Data for the task

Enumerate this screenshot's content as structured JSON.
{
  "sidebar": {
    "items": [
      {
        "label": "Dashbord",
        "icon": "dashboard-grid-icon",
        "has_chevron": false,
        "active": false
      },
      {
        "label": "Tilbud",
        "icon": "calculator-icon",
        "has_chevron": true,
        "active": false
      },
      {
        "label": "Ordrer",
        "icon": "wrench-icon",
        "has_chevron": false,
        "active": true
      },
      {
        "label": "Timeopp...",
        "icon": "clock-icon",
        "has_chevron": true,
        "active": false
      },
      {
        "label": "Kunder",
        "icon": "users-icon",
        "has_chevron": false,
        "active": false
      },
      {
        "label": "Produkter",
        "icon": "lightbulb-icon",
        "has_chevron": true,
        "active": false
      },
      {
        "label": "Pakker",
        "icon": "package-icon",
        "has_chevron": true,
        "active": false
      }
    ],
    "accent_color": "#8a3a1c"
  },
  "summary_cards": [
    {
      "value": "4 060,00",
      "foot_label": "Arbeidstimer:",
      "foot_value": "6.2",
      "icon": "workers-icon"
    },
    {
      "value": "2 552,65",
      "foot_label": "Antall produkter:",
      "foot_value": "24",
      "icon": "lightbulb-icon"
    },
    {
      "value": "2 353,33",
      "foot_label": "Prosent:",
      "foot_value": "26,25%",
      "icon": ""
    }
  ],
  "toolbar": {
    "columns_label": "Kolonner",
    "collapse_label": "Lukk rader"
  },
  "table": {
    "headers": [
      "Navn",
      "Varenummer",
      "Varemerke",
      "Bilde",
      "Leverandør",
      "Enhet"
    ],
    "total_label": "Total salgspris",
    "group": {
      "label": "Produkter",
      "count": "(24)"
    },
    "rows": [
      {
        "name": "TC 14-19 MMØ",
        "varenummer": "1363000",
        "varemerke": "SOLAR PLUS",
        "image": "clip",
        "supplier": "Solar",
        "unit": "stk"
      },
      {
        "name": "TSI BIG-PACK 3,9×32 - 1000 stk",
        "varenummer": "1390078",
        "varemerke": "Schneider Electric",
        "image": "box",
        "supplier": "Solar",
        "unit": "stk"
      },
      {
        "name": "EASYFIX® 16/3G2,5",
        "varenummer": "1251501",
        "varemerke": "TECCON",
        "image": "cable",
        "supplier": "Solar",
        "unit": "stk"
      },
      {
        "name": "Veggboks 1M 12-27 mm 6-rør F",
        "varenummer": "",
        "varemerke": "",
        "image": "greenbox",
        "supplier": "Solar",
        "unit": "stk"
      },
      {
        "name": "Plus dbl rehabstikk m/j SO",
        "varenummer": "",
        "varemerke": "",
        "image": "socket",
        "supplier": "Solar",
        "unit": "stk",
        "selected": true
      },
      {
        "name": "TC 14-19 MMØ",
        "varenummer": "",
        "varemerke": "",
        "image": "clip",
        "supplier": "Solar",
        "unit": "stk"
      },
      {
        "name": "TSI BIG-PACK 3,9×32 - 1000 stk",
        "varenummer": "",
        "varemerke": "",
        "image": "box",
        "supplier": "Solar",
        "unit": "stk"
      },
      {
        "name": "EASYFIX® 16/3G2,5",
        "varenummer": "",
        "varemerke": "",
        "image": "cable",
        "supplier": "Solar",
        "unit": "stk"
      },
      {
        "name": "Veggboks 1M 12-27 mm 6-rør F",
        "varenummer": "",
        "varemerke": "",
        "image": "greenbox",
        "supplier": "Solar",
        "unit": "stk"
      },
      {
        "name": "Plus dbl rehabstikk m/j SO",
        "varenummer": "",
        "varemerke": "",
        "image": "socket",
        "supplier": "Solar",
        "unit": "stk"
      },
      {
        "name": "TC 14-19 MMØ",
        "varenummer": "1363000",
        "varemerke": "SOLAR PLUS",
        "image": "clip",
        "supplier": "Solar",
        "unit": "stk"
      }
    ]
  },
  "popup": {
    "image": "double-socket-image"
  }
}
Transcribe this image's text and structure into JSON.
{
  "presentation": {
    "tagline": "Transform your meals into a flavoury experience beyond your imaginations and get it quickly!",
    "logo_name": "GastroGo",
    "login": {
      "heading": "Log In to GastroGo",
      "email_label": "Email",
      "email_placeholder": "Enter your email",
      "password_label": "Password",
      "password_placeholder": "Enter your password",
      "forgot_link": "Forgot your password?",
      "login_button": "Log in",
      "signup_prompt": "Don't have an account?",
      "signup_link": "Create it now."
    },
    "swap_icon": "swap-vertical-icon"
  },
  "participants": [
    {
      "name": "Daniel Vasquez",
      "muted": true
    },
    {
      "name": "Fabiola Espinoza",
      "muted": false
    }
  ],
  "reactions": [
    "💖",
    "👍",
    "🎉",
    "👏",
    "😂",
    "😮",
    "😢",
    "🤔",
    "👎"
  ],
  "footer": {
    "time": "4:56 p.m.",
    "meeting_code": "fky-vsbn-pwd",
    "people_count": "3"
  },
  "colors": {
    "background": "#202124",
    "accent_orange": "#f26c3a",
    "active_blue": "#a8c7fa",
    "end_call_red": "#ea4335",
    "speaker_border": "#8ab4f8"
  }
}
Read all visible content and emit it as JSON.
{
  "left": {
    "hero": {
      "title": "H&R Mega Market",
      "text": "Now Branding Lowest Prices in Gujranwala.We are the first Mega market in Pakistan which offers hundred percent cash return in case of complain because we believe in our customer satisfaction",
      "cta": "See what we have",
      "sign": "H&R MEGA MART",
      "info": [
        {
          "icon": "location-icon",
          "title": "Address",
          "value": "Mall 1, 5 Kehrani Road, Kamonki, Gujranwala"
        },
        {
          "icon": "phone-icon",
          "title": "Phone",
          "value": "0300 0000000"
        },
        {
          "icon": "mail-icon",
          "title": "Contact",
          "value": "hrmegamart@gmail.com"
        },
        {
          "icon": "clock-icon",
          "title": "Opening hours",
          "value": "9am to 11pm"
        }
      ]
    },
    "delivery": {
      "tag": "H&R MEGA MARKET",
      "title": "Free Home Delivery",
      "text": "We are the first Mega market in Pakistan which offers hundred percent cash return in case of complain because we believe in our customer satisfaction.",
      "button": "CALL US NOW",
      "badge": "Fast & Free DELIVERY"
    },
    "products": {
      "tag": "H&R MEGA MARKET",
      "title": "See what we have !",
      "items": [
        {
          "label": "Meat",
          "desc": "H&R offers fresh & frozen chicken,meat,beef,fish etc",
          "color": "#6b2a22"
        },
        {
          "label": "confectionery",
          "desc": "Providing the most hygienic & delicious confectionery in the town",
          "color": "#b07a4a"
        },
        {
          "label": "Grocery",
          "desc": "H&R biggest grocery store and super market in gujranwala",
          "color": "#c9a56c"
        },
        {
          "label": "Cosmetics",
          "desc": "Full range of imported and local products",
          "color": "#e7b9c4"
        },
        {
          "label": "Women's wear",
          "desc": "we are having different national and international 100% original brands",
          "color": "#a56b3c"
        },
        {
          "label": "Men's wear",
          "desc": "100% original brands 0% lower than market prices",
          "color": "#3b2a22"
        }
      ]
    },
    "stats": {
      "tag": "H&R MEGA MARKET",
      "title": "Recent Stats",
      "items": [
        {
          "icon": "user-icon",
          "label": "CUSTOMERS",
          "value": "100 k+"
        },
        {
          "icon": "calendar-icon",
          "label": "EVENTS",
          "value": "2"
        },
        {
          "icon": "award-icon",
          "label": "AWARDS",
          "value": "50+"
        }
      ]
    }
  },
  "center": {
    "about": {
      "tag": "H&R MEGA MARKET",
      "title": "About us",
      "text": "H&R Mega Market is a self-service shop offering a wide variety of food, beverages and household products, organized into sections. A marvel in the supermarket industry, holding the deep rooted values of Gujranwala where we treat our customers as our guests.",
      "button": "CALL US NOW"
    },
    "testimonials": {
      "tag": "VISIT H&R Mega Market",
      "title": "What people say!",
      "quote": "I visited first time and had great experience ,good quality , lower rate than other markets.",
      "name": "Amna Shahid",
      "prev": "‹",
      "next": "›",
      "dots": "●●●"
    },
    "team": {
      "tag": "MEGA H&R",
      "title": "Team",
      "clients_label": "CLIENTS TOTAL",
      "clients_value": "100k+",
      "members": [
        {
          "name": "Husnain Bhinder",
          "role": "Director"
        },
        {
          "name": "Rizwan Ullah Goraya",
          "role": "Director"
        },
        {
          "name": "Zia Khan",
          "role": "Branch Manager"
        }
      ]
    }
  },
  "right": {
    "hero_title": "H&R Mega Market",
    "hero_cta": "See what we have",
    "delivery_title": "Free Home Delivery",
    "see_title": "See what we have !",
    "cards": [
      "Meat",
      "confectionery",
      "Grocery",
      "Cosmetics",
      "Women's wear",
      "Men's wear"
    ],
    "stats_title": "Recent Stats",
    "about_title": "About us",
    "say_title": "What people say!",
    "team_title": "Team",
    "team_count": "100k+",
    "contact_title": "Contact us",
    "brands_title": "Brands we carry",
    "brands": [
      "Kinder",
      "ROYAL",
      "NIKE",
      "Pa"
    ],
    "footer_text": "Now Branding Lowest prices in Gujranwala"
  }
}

Aim of the exercise
Leave out every line without the string "lower" and copy the rest.

The reply
          "desc": "100% original brands 0% lower than market prices",
      "quote": "I visited first time and had great experience ,good quality , lower rate than other markets.",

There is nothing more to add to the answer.